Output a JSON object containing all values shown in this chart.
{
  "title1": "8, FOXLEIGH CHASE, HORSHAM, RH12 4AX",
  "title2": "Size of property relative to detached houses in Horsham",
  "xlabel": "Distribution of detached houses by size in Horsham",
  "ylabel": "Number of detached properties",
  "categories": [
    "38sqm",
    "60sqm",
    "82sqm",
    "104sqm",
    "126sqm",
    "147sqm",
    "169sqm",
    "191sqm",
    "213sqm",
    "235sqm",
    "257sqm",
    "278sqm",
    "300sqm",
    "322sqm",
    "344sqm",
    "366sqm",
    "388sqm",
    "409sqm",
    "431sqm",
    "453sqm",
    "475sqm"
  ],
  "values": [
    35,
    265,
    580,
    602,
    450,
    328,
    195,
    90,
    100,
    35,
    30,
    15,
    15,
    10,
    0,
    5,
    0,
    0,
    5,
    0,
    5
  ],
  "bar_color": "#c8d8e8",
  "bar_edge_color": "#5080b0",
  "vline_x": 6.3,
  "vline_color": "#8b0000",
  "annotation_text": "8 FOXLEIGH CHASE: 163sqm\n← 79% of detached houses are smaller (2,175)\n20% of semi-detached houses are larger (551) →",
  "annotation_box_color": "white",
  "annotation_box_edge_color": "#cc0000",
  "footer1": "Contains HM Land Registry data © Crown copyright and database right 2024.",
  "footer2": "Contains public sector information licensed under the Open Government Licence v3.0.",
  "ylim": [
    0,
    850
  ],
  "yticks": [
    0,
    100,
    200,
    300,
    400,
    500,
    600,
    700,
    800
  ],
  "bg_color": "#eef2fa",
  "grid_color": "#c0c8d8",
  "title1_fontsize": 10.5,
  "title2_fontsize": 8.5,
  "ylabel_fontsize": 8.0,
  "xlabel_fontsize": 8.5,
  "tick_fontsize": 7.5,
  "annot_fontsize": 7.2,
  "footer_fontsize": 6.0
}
________________________________________
WHAT IS EXPECTED :: Restate the data above word for word, please.

OUTPUT FOR THIS EXERCISE ::
Output a JSON object containing all values shown in this chart.
{
  "title1": "8, FOXLEIGH CHASE, HORSHAM, RH12 4AX",
  "title2": "Size of property relative to detached houses in Horsham",
  "xlabel": "Distribution of detached houses by size in Horsham",
  "ylabel": "Number of detached properties",
  "categories": [
    "38sqm",
    "60sqm",
    "82sqm",
    "104sqm",
    "126sqm",
    "147sqm",
    "169sqm",
    "191sqm",
    "213sqm",
    "235sqm",
    "257sqm",
    "278sqm",
    "300sqm",
    "322sqm",
    "344sqm",
    "366sqm",
    "388sqm",
    "409sqm",
    "431sqm",
    "453sqm",
    "475sqm"
  ],
  "values": [
    35,
    265,
    580,
    602,
    450,
    328,
    195,
    90,
    100,
    35,
    30,
    15,
    15,
    10,
    0,
    5,
    0,
    0,
    5,
    0,
    5
  ],
  "bar_color": "#c8d8e8",
  "bar_edge_color": "#5080b0",
  "vline_x": 6.3,
  "vline_color": "#8b0000",
  "annotation_text": "8 FOXLEIGH CHASE: 163sqm\n← 79% of detached houses are smaller (2,175)\n20% of semi-detached houses are larger (551) →",
  "annotation_box_color": "white",
  "annotation_box_edge_color": "#cc0000",
  "footer1": "Contains HM Land Registry data © Crown copyright and database right 2024.",
  "footer2": "Contains public sector information licensed under the Open Government Licence v3.0.",
  "ylim": [
    0,
    850
  ],
  "yticks": [
    0,
    100,
    200,
    300,
    400,
    500,
    600,
    700,
    800
  ],
  "bg_color": "#eef2fa",
  "grid_color": "#c0c8d8",
  "title1_fontsize": 10.5,
  "title2_fontsize": 8.5,
  "ylabel_fontsize": 8.0,
  "xlabel_fontsize": 8.5,
  "tick_fontsize": 7.5,
  "annot_fontsize": 7.2,
  "footer_fontsize": 6.0
}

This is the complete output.